**Records to process**
>>>

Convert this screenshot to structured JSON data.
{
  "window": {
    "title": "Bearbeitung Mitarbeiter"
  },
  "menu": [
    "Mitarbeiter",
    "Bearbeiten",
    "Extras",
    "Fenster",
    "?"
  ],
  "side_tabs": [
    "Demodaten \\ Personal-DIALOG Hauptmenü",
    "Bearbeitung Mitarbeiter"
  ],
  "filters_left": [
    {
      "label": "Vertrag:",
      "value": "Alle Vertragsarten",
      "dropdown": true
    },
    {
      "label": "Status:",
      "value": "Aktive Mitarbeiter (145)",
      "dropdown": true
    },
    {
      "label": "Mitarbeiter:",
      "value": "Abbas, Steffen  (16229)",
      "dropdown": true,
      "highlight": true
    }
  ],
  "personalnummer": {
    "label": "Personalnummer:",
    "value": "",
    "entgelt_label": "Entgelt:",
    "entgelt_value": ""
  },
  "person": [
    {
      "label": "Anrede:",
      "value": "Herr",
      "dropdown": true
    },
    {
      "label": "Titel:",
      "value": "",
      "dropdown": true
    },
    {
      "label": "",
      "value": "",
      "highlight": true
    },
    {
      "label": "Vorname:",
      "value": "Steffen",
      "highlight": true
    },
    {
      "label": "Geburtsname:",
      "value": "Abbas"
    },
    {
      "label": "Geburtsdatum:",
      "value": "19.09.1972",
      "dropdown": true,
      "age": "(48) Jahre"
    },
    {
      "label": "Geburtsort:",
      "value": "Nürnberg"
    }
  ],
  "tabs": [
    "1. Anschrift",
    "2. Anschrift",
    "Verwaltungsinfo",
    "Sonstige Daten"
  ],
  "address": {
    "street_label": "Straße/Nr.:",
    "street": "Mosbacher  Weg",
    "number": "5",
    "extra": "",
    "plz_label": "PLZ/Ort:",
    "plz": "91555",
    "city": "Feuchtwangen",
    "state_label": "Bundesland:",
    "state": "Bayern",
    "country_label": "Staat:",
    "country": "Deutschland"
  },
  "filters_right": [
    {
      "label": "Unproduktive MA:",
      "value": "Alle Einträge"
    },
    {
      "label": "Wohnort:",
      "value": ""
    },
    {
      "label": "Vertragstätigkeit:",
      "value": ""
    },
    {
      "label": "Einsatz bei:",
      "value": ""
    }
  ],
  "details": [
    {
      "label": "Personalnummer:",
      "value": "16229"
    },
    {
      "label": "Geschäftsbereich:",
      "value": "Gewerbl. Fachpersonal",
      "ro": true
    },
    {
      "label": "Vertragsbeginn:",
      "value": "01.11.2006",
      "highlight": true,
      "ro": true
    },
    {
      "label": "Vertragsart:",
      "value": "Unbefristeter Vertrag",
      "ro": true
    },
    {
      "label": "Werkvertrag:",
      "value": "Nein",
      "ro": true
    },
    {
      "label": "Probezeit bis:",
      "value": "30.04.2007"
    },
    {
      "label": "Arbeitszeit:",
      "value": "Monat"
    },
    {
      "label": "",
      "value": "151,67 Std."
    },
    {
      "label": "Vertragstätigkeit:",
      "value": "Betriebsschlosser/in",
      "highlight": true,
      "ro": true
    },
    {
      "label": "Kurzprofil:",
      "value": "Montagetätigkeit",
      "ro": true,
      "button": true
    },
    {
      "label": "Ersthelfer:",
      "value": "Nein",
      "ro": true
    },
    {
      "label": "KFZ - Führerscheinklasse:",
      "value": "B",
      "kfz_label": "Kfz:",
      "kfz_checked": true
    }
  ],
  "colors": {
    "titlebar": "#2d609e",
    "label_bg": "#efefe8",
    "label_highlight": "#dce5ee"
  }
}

<<<
>>>

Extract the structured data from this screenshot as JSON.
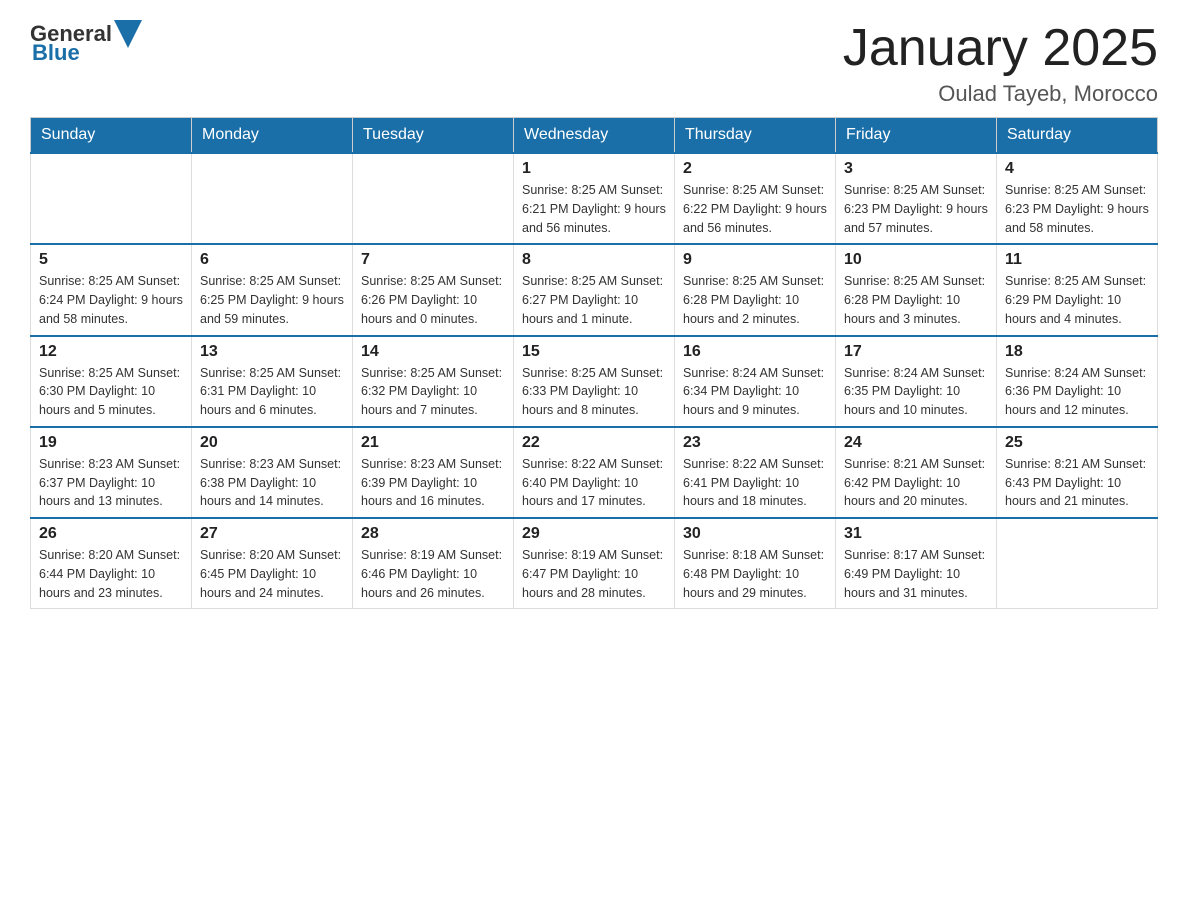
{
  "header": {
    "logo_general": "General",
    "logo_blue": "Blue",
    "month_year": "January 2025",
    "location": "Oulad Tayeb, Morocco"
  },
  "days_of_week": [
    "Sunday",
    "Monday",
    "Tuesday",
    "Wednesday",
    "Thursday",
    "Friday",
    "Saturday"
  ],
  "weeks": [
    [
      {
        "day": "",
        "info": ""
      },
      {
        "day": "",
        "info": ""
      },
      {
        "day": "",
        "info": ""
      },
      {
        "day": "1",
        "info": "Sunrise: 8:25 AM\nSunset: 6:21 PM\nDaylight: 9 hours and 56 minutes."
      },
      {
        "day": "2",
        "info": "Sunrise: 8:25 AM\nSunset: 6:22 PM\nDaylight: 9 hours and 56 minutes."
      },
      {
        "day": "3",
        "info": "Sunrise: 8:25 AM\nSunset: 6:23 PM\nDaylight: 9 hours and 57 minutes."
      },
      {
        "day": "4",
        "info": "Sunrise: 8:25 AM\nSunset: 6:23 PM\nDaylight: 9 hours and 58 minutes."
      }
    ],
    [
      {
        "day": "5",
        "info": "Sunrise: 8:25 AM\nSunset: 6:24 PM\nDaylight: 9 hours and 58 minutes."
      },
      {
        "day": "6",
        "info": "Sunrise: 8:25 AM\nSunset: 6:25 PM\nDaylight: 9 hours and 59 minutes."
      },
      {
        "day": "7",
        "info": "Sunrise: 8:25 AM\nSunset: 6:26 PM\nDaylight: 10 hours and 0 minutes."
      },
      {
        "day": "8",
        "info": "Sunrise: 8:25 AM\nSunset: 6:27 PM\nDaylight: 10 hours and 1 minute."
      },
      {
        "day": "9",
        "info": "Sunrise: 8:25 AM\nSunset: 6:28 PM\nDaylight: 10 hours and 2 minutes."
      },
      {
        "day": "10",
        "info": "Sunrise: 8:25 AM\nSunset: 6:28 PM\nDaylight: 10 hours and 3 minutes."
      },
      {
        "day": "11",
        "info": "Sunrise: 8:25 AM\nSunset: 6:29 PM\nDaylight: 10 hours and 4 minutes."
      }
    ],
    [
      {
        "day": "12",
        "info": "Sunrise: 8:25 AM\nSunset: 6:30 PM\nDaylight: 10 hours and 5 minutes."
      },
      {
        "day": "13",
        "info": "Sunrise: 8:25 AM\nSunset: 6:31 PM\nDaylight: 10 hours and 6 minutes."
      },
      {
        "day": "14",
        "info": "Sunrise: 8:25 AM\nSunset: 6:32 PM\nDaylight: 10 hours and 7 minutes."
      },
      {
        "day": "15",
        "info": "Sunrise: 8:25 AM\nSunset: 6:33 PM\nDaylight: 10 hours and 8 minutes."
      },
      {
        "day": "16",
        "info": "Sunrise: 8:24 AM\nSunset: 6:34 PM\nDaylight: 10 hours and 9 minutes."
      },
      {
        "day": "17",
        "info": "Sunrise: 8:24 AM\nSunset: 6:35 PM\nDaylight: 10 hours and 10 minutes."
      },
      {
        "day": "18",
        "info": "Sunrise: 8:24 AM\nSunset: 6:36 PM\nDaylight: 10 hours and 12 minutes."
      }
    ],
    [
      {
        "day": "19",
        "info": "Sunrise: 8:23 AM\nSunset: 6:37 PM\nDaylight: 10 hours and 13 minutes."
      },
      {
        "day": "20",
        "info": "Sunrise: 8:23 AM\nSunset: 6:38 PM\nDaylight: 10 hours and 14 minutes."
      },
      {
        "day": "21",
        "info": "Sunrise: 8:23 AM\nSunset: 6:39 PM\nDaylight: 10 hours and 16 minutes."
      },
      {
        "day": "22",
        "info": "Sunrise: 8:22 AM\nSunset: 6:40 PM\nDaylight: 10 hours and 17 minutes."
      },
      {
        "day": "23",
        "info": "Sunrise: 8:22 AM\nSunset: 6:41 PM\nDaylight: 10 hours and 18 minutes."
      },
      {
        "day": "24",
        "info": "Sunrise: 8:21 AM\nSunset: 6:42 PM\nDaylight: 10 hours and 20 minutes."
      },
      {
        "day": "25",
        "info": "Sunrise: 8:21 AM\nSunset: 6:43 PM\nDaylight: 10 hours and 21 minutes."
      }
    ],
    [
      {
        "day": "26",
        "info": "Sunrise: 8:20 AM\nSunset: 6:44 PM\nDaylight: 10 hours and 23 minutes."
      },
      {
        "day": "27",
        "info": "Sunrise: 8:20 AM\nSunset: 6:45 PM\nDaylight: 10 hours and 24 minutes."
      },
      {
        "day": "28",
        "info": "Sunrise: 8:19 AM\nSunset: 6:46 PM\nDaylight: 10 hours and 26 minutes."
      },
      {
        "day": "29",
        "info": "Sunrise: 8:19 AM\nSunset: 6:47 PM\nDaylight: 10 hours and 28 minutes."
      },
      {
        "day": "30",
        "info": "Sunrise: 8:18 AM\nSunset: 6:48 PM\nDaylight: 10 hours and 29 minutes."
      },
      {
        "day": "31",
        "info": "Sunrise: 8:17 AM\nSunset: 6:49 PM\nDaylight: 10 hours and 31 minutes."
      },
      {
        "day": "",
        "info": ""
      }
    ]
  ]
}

<<<
>>>

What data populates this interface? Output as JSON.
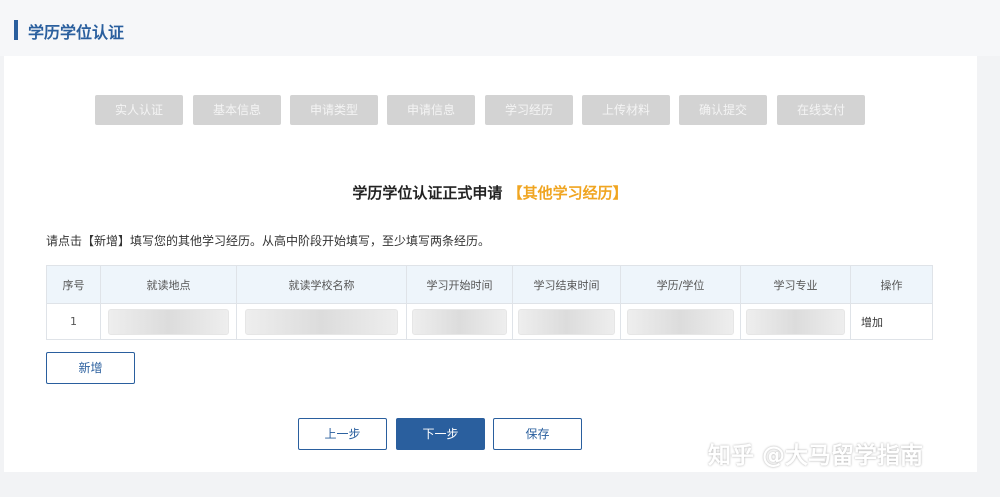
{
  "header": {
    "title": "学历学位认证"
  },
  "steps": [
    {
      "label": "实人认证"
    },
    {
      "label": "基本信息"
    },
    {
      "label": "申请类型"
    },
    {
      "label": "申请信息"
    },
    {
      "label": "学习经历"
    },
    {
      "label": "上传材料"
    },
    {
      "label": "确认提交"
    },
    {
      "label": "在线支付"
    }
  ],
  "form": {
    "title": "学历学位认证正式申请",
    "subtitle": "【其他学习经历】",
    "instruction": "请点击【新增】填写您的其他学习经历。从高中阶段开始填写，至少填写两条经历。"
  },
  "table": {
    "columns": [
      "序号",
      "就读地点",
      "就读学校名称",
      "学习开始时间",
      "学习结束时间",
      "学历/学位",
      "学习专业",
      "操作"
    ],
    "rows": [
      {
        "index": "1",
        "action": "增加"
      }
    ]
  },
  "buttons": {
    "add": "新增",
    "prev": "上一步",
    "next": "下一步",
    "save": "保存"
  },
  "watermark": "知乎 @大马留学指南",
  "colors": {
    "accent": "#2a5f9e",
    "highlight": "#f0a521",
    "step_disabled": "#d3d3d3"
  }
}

<<<

**What to do**
Set out every line from the material that contains the string "Abbas".

**Complete output**
      "value": "Abbas, Steffen  (16229)",
      "value": "Abbas"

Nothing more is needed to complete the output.